— Begin Listed entries —
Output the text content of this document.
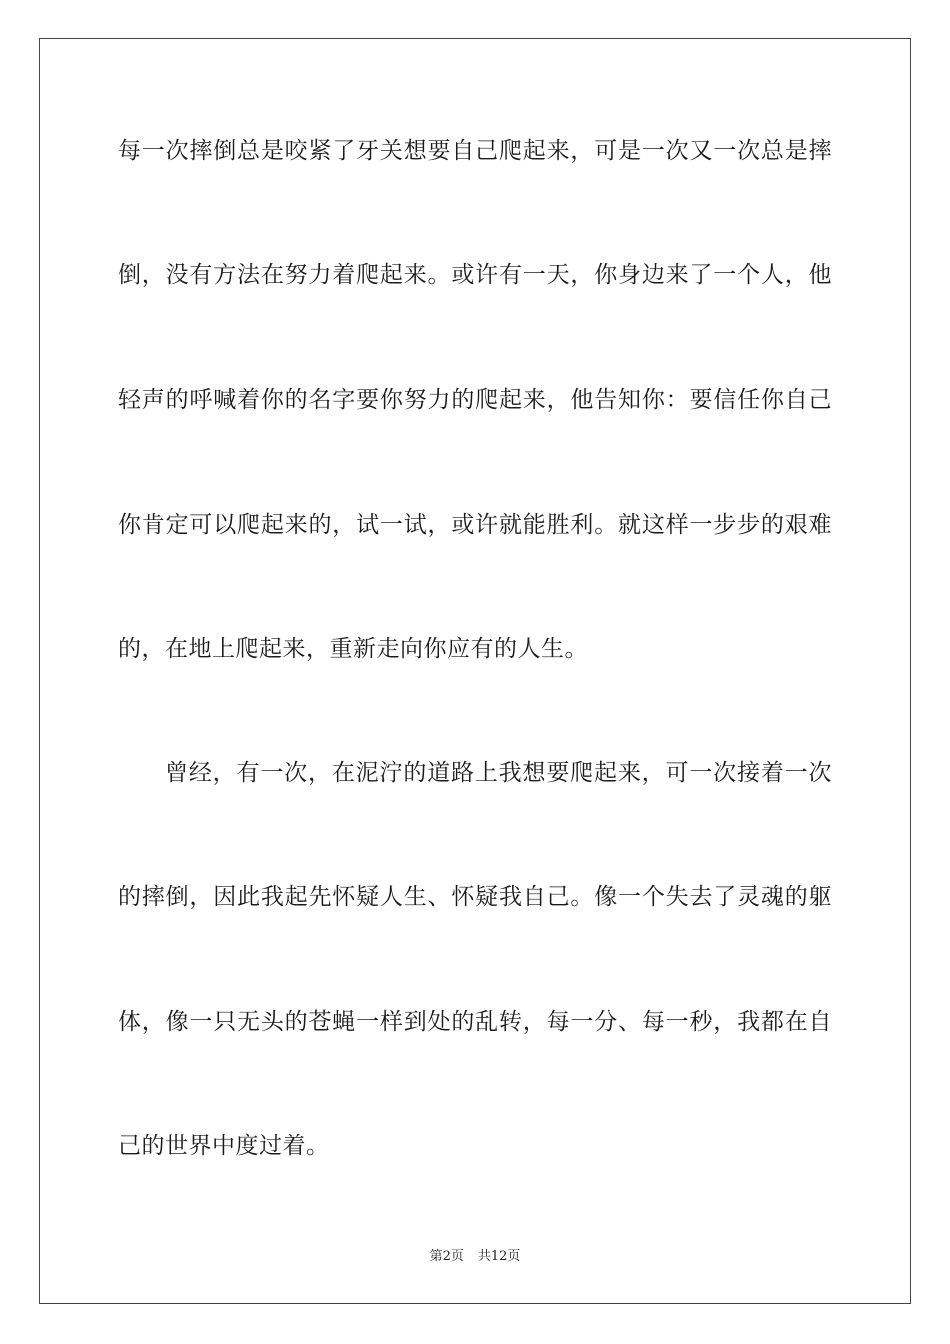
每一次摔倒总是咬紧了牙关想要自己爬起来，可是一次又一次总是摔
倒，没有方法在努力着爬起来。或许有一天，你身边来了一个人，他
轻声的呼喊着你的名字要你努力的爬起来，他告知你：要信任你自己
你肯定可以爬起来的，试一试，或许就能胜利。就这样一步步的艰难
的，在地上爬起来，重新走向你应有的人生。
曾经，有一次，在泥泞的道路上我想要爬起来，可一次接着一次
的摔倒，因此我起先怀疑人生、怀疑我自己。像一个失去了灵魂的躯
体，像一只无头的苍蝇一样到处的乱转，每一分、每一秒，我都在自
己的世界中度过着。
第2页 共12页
— End Listed entries —
§ Task instructions: Copy out each line exactly, without the pictures.

§ Solution to the problem:
Output the text content of this document.
每一次摔倒总是咬紧了牙关想要自己爬起来，可是一次又一次总是摔
倒，没有方法在努力着爬起来。或许有一天，你身边来了一个人，他
轻声的呼喊着你的名字要你努力的爬起来，他告知你：要信任你自己
你肯定可以爬起来的，试一试，或许就能胜利。就这样一步步的艰难
的，在地上爬起来，重新走向你应有的人生。
曾经，有一次，在泥泞的道路上我想要爬起来，可一次接着一次
的摔倒，因此我起先怀疑人生、怀疑我自己。像一个失去了灵魂的躯
体，像一只无头的苍蝇一样到处的乱转，每一分、每一秒，我都在自
己的世界中度过着。
第2页 共12页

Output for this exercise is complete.